### PROVIDED MATERIAL

○ ○ ○ ○

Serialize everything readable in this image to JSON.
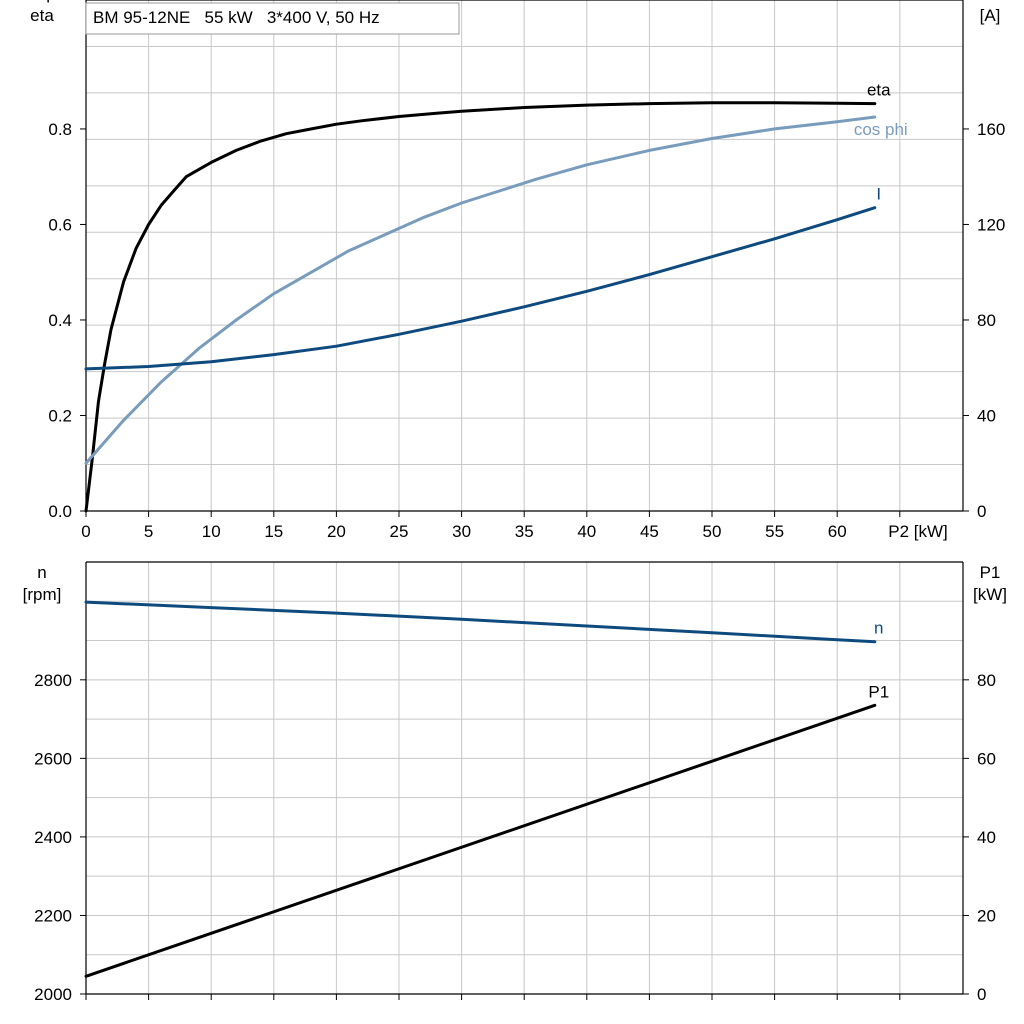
{
  "colors": {
    "black": "#000000",
    "light_blue": "#7a9cbc",
    "dark_blue": "#0f4a7e",
    "grid": "#c8c8c8"
  },
  "chart_data": [
    {
      "type": "line",
      "title": "BM 95-12NE   55 kW   3*400 V, 50 Hz",
      "xlabel": "P2 [kW]",
      "ylabel_left": [
        "cos phi",
        "eta"
      ],
      "ylabel_right": [
        "I",
        "[A]"
      ],
      "xlim": [
        0,
        70
      ],
      "ylim_left": [
        0,
        1.07
      ],
      "ylim_right": [
        0,
        214
      ],
      "x_ticks": [
        "0",
        "5",
        "10",
        "15",
        "20",
        "25",
        "30",
        "35",
        "40",
        "45",
        "50",
        "55",
        "60"
      ],
      "y_ticks_left": [
        "0.0",
        "0.2",
        "0.4",
        "0.6",
        "0.8"
      ],
      "y_ticks_right": [
        "0",
        "40",
        "80",
        "120",
        "160"
      ],
      "grid": true,
      "series": [
        {
          "name": "eta",
          "color": "#000000",
          "axis": "left",
          "x": [
            0,
            0.5,
            1,
            1.5,
            2,
            2.5,
            3,
            4,
            5,
            6,
            7,
            8,
            10,
            12,
            14,
            16,
            18,
            20,
            22,
            25,
            28,
            30,
            35,
            40,
            45,
            50,
            55,
            60,
            63
          ],
          "y": [
            0.0,
            0.11,
            0.23,
            0.31,
            0.38,
            0.43,
            0.48,
            0.55,
            0.6,
            0.64,
            0.67,
            0.7,
            0.73,
            0.755,
            0.775,
            0.79,
            0.8,
            0.81,
            0.817,
            0.826,
            0.833,
            0.837,
            0.845,
            0.85,
            0.853,
            0.855,
            0.855,
            0.854,
            0.853
          ]
        },
        {
          "name": "cos phi",
          "color": "#7a9cbc",
          "axis": "left",
          "x": [
            0,
            3,
            6,
            9,
            12,
            15,
            18,
            21,
            24,
            27,
            30,
            33,
            36,
            40,
            45,
            50,
            55,
            60,
            63
          ],
          "y": [
            0.1,
            0.19,
            0.27,
            0.34,
            0.4,
            0.455,
            0.5,
            0.545,
            0.58,
            0.615,
            0.645,
            0.67,
            0.695,
            0.725,
            0.755,
            0.78,
            0.8,
            0.815,
            0.825
          ]
        },
        {
          "name": "I",
          "color": "#0f4a7e",
          "axis": "right",
          "x": [
            0,
            5,
            10,
            15,
            20,
            25,
            30,
            35,
            40,
            45,
            50,
            55,
            60,
            63
          ],
          "y": [
            59.5,
            60.5,
            62.5,
            65.5,
            69,
            74,
            79.5,
            85.5,
            92,
            99,
            106.5,
            114,
            122,
            127
          ]
        }
      ]
    },
    {
      "type": "line",
      "ylabel_left": [
        "n",
        "[rpm]"
      ],
      "ylabel_right": [
        "P1",
        "[kW]"
      ],
      "xlim": [
        0,
        70
      ],
      "ylim_left": [
        2000,
        3100
      ],
      "ylim_right": [
        0,
        110
      ],
      "y_ticks_left": [
        "2000",
        "2200",
        "2400",
        "2600",
        "2800"
      ],
      "y_ticks_right": [
        "0",
        "20",
        "40",
        "60",
        "80"
      ],
      "grid": true,
      "series": [
        {
          "name": "n",
          "color": "#0f4a7e",
          "axis": "left",
          "x": [
            0,
            10,
            20,
            30,
            40,
            50,
            60,
            63
          ],
          "y": [
            2998,
            2984,
            2970,
            2954,
            2937,
            2920,
            2902,
            2897
          ]
        },
        {
          "name": "P1",
          "color": "#000000",
          "axis": "right",
          "x": [
            0,
            63
          ],
          "y": [
            4.5,
            73.5
          ]
        }
      ]
    }
  ]
}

○ ○ ○ ○

### GIVEN TASK
Repeat all of the data above word for word, minus the pictures.

### WRITTEN SOLUTION
Serialize everything readable in this image to JSON.
{
  "colors": {
    "black": "#000000",
    "light_blue": "#7a9cbc",
    "dark_blue": "#0f4a7e",
    "grid": "#c8c8c8"
  },
  "chart_data": [
    {
      "type": "line",
      "title": "BM 95-12NE   55 kW   3*400 V, 50 Hz",
      "xlabel": "P2 [kW]",
      "ylabel_left": [
        "cos phi",
        "eta"
      ],
      "ylabel_right": [
        "I",
        "[A]"
      ],
      "xlim": [
        0,
        70
      ],
      "ylim_left": [
        0,
        1.07
      ],
      "ylim_right": [
        0,
        214
      ],
      "x_ticks": [
        "0",
        "5",
        "10",
        "15",
        "20",
        "25",
        "30",
        "35",
        "40",
        "45",
        "50",
        "55",
        "60"
      ],
      "y_ticks_left": [
        "0.0",
        "0.2",
        "0.4",
        "0.6",
        "0.8"
      ],
      "y_ticks_right": [
        "0",
        "40",
        "80",
        "120",
        "160"
      ],
      "grid": true,
      "series": [
        {
          "name": "eta",
          "color": "#000000",
          "axis": "left",
          "x": [
            0,
            0.5,
            1,
            1.5,
            2,
            2.5,
            3,
            4,
            5,
            6,
            7,
            8,
            10,
            12,
            14,
            16,
            18,
            20,
            22,
            25,
            28,
            30,
            35,
            40,
            45,
            50,
            55,
            60,
            63
          ],
          "y": [
            0.0,
            0.11,
            0.23,
            0.31,
            0.38,
            0.43,
            0.48,
            0.55,
            0.6,
            0.64,
            0.67,
            0.7,
            0.73,
            0.755,
            0.775,
            0.79,
            0.8,
            0.81,
            0.817,
            0.826,
            0.833,
            0.837,
            0.845,
            0.85,
            0.853,
            0.855,
            0.855,
            0.854,
            0.853
          ]
        },
        {
          "name": "cos phi",
          "color": "#7a9cbc",
          "axis": "left",
          "x": [
            0,
            3,
            6,
            9,
            12,
            15,
            18,
            21,
            24,
            27,
            30,
            33,
            36,
            40,
            45,
            50,
            55,
            60,
            63
          ],
          "y": [
            0.1,
            0.19,
            0.27,
            0.34,
            0.4,
            0.455,
            0.5,
            0.545,
            0.58,
            0.615,
            0.645,
            0.67,
            0.695,
            0.725,
            0.755,
            0.78,
            0.8,
            0.815,
            0.825
          ]
        },
        {
          "name": "I",
          "color": "#0f4a7e",
          "axis": "right",
          "x": [
            0,
            5,
            10,
            15,
            20,
            25,
            30,
            35,
            40,
            45,
            50,
            55,
            60,
            63
          ],
          "y": [
            59.5,
            60.5,
            62.5,
            65.5,
            69,
            74,
            79.5,
            85.5,
            92,
            99,
            106.5,
            114,
            122,
            127
          ]
        }
      ]
    },
    {
      "type": "line",
      "ylabel_left": [
        "n",
        "[rpm]"
      ],
      "ylabel_right": [
        "P1",
        "[kW]"
      ],
      "xlim": [
        0,
        70
      ],
      "ylim_left": [
        2000,
        3100
      ],
      "ylim_right": [
        0,
        110
      ],
      "y_ticks_left": [
        "2000",
        "2200",
        "2400",
        "2600",
        "2800"
      ],
      "y_ticks_right": [
        "0",
        "20",
        "40",
        "60",
        "80"
      ],
      "grid": true,
      "series": [
        {
          "name": "n",
          "color": "#0f4a7e",
          "axis": "left",
          "x": [
            0,
            10,
            20,
            30,
            40,
            50,
            60,
            63
          ],
          "y": [
            2998,
            2984,
            2970,
            2954,
            2937,
            2920,
            2902,
            2897
          ]
        },
        {
          "name": "P1",
          "color": "#000000",
          "axis": "right",
          "x": [
            0,
            63
          ],
          "y": [
            4.5,
            73.5
          ]
        }
      ]
    }
  ]
}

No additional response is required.